• Data excerpts:
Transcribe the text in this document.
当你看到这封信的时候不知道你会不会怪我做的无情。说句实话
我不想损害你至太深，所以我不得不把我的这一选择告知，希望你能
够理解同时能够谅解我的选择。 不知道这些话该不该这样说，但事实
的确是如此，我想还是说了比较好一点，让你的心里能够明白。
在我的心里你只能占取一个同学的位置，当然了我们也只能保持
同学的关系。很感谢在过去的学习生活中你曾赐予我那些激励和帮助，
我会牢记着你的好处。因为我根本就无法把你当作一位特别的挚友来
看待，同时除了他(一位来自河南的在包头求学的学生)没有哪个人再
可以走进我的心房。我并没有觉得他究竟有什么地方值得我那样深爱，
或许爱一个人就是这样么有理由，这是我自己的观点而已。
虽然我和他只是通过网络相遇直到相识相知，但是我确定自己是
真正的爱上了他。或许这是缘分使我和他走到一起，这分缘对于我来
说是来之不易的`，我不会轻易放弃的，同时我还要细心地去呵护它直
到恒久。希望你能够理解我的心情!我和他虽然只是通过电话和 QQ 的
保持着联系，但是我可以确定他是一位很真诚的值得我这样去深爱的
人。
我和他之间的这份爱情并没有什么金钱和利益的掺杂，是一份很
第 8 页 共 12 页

• Task to complete:
Return the whole listing exactly.

• Solved exercise:
Transcribe the text in this document.
当你看到这封信的时候不知道你会不会怪我做的无情。说句实话
我不想损害你至太深，所以我不得不把我的这一选择告知，希望你能
够理解同时能够谅解我的选择。 不知道这些话该不该这样说，但事实
的确是如此，我想还是说了比较好一点，让你的心里能够明白。
在我的心里你只能占取一个同学的位置，当然了我们也只能保持
同学的关系。很感谢在过去的学习生活中你曾赐予我那些激励和帮助，
我会牢记着你的好处。因为我根本就无法把你当作一位特别的挚友来
看待，同时除了他(一位来自河南的在包头求学的学生)没有哪个人再
可以走进我的心房。我并没有觉得他究竟有什么地方值得我那样深爱，
或许爱一个人就是这样么有理由，这是我自己的观点而已。
虽然我和他只是通过网络相遇直到相识相知，但是我确定自己是
真正的爱上了他。或许这是缘分使我和他走到一起，这分缘对于我来
说是来之不易的`，我不会轻易放弃的，同时我还要细心地去呵护它直
到恒久。希望你能够理解我的心情!我和他虽然只是通过电话和 QQ 的
保持着联系，但是我可以确定他是一位很真诚的值得我这样去深爱的
人。
我和他之间的这份爱情并没有什么金钱和利益的掺杂，是一份很
第 8 页 共 12 页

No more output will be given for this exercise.